- [PROVIDED TEXT]
I honestly don't think the face of romance is white. That might be a fallacy that people who want to maintain the status quo try to present, but it's false on many levels. Romance doesn't have a color. I do think there is a lot of whitewashing of covers, which I disagree with strongly. I feel that there is a bottleneck for multicultural stories that seems to be happening in the NY publishing industry, but ebooks are working their way around that.


message 3: by The FountainPenDiva, Old school geek chick and lover of teddy bears (last edited Nov 15, 2011 02:05PM) (new)

The FountainPenDiva, Old school geek chick and lover of teddy bears (thefountainpendiva) | 1210 comments I find it telling that it is women of color who state unequivocally that love knows no color and that it is WE who have read and continue to read and enjoy romances in which we are not the main characters. We seem to be able to read about dukes, duchesses, rakes, pirates, Navy Seals and cowboys without any problems or disconnect. Look at how fanatical our dear Arch is over Sam Starrett from Gone Too Far LOL and I'm still crazy for Mr. Darcy. Contrast that to a majority of white women readers whom for some reason just feel they "cannot relate" to a character who does not look like them (outside of vampires or shifters that is). It is this attitude based in ignorance and fear and perhaps even a little jealousy, that is part of what keeps the majority of the romance genre blindingly white.

- [INFORMATION SHOWN]

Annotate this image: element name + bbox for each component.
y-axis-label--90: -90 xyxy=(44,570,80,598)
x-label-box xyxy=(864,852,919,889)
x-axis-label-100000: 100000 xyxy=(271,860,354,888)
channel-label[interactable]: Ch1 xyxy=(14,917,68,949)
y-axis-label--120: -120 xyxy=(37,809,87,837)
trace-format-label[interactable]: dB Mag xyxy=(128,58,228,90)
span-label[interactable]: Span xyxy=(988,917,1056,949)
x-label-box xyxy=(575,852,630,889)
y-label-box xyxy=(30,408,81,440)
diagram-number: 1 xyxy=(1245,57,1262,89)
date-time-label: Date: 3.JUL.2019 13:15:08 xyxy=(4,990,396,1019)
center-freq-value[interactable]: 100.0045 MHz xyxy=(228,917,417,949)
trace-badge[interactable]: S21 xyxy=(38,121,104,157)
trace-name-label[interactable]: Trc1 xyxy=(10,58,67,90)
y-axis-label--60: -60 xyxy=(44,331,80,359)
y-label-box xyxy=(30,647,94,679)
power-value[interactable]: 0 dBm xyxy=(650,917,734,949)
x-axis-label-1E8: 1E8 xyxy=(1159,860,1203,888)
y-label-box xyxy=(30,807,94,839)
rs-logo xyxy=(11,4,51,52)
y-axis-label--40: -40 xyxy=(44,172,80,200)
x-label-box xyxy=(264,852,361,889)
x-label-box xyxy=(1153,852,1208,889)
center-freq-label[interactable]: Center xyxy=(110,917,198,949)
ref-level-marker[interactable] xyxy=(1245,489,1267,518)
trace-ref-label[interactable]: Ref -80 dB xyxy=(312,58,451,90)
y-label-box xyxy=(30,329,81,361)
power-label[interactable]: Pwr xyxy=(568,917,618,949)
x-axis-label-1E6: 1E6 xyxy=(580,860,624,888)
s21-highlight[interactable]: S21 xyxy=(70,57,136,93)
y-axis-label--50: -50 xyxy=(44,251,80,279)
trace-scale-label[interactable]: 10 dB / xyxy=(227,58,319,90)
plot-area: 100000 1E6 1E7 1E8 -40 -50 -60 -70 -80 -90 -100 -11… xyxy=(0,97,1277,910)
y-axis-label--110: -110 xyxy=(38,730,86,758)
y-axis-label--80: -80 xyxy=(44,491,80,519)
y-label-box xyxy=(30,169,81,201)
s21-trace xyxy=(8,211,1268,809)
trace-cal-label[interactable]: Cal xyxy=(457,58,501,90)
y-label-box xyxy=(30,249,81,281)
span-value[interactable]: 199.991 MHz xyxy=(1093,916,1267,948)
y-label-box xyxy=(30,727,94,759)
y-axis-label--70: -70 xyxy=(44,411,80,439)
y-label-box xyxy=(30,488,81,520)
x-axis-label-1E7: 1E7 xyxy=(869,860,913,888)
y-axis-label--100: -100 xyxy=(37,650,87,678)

- [QUESTIONS TO ANSWER]
**1.** In the forum discussion on race in romance, which character is Arch said to be fanatical over?
**2.** Carry on the forum discussion on race in romance from where it stops.

- [PER-TASK ANSWERS]
**1.** Sam Starrett from Gone Too Far.

**2.**
But like all progressive movements (which I believe this is), there's just no way that they will be able to ignore the facts of a changing demographic who are more and more vocal about seeing their images and lives reflected in the movies, on television and in books. White as the default is changing and while most sane and intelligent folks welcome the multicultural reality, there will still be the neanderthals who won't get with the times. Again, that's why e-books and small publishers are so important. They're forcing the big publishers to take notice.


message 4: by Stacy-Deanne (last edited Nov 21, 2011 02:00PM) (new)

Stacy-Deanne Stacy-Deanne (wwwgoodreadscomstacydeanne) I agree with Danielle. The face of romance isn't white. It's about who an individual author's work caters to and what individual readers think. There are audiences for all types of romance.

I think that if people look at say Nora Roberts and expect to capture her audience when they write black or Latino romances they might end up dismayed. But black romance and Latino romance has it's audience. It might not be the same audience a white romance author has but these genres still have an audience.

It's up to the individual and they're thinking. It's about the author's audience and what they write.

There are plenty of romance readers in all races I believe. I think the face of romance depends on what that individual reader thinks. I think there is no color to romance personally. When I think of romance books I don't think of them as only for white people or the face of romance is white just because white romances get more attention or are more popular. No.

When I am reading, I admit I don't think of color constantly. I just check out a book but I don't get overly concerned with the color of the author, characters or anything. I really don't to be honest. It doesn't matter to me as a reader. Yes I wish more readers were as open minded but hey, I can't worry about them. For me the story is more important and I really don't think of all that stuff. If I did I probably wouldn't have never read the books I love.

That's just my opinion. LOL!


Best Wishes!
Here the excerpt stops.